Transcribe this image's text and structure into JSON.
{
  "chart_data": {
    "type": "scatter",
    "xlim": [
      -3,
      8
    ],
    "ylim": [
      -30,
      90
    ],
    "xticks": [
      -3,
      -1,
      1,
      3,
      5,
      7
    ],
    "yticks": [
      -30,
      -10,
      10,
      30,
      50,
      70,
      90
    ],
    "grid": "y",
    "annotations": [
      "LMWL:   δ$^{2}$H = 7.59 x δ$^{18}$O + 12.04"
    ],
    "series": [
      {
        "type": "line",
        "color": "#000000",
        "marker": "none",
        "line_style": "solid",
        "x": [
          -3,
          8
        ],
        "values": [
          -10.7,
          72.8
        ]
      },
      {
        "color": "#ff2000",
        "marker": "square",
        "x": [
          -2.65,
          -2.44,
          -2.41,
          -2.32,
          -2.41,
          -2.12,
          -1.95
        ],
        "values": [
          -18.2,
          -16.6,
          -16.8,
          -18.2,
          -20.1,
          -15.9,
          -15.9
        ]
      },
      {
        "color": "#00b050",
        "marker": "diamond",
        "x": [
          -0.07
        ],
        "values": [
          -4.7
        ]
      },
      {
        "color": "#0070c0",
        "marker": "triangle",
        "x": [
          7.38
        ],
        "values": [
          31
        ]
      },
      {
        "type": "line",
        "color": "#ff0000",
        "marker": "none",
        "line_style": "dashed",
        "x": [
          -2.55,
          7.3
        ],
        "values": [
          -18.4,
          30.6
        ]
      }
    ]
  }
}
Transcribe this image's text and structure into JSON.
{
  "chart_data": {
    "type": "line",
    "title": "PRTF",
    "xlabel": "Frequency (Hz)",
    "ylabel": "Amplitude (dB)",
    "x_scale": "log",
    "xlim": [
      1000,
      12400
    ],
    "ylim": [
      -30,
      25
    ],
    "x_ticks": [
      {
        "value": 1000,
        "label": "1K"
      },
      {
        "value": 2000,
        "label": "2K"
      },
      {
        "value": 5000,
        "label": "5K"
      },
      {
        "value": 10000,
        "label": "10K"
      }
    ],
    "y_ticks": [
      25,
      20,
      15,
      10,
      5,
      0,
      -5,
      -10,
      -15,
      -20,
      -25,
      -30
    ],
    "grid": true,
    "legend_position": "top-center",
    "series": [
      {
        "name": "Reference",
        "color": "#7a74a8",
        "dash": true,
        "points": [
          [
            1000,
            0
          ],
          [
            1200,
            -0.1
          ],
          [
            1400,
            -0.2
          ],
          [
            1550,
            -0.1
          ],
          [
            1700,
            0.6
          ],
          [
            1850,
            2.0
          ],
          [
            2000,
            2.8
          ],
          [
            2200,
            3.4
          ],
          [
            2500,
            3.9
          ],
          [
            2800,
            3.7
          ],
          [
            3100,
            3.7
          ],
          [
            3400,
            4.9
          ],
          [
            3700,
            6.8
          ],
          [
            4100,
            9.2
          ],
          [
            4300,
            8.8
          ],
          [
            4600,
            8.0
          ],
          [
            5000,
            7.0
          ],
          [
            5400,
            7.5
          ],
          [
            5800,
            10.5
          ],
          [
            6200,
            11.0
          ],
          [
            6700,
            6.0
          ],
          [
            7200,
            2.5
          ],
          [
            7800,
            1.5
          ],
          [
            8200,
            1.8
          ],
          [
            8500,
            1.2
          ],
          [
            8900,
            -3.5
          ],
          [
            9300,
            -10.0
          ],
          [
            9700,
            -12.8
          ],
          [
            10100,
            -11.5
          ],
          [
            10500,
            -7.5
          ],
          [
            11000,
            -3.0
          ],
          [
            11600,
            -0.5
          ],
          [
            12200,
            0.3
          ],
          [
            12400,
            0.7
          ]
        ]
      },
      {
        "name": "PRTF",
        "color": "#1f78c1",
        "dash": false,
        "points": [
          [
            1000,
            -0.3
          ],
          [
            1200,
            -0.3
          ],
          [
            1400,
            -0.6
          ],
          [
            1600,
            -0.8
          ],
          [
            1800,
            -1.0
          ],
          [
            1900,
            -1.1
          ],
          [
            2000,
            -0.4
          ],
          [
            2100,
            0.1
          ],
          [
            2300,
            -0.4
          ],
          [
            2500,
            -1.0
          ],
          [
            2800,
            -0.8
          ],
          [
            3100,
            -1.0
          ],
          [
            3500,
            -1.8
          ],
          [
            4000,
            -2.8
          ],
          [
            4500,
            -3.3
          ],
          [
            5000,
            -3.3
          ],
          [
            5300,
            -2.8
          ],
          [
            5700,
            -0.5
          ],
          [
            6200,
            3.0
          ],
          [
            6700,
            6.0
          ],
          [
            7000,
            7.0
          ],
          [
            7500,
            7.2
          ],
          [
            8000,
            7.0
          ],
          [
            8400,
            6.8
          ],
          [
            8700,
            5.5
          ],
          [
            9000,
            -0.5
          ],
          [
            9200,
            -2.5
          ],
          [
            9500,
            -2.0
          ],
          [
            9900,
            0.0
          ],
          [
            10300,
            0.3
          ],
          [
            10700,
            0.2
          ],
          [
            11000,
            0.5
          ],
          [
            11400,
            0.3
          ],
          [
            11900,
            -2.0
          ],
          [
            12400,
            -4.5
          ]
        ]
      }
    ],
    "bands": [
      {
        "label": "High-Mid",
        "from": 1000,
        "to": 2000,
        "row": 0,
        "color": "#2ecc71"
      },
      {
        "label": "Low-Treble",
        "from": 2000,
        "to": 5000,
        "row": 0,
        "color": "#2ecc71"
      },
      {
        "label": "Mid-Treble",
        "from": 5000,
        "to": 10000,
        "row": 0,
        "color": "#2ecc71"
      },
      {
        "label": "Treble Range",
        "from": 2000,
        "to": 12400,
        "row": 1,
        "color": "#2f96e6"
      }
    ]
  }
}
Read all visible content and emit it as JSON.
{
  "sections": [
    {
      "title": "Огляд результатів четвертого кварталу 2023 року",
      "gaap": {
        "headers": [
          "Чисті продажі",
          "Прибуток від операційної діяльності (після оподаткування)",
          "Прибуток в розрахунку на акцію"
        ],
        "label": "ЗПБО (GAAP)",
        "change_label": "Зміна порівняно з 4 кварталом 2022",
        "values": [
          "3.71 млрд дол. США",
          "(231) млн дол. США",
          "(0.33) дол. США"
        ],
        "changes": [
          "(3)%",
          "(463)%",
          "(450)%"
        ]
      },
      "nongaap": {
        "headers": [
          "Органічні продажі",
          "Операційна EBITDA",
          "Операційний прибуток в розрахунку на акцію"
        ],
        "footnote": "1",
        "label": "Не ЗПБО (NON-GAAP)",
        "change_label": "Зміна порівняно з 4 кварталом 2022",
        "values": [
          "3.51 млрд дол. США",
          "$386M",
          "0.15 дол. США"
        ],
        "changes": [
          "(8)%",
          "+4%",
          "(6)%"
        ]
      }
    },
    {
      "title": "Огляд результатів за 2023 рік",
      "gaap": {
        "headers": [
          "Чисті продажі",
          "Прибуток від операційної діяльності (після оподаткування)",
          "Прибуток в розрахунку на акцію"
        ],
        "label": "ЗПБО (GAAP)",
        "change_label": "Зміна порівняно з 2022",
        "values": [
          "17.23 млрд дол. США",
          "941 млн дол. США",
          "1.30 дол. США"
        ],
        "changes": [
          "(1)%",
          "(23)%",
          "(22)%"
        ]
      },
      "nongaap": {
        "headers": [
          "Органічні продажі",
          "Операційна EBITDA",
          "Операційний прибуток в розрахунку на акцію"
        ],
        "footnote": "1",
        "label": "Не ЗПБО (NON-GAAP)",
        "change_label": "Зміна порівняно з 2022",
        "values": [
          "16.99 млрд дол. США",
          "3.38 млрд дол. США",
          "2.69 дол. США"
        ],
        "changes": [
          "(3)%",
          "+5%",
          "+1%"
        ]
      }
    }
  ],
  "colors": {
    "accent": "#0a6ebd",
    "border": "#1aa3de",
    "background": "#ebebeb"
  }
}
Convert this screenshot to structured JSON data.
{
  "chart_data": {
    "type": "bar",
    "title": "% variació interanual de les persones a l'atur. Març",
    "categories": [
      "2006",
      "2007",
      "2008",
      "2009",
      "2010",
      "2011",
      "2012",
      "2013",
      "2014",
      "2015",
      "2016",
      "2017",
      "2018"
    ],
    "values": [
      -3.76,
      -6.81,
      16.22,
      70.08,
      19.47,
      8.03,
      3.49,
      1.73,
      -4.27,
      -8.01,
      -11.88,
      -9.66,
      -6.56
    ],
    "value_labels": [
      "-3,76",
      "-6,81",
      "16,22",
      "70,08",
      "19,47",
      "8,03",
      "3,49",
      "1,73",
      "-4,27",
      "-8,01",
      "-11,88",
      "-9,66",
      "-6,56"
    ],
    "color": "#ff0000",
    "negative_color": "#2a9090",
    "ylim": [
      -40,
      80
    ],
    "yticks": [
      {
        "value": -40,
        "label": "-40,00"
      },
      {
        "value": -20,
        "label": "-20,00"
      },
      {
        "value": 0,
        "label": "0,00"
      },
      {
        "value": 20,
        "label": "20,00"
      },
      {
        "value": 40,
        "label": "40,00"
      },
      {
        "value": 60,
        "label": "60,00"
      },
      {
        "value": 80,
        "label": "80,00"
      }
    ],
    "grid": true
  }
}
════
- Work instructions: Each line in the entries above that includes the string "результатів" should be extracted.

- Solution below:
      "title": "Огляд результатів четвертого кварталу 2023 року",
      "title": "Огляд результатів за 2023 рік",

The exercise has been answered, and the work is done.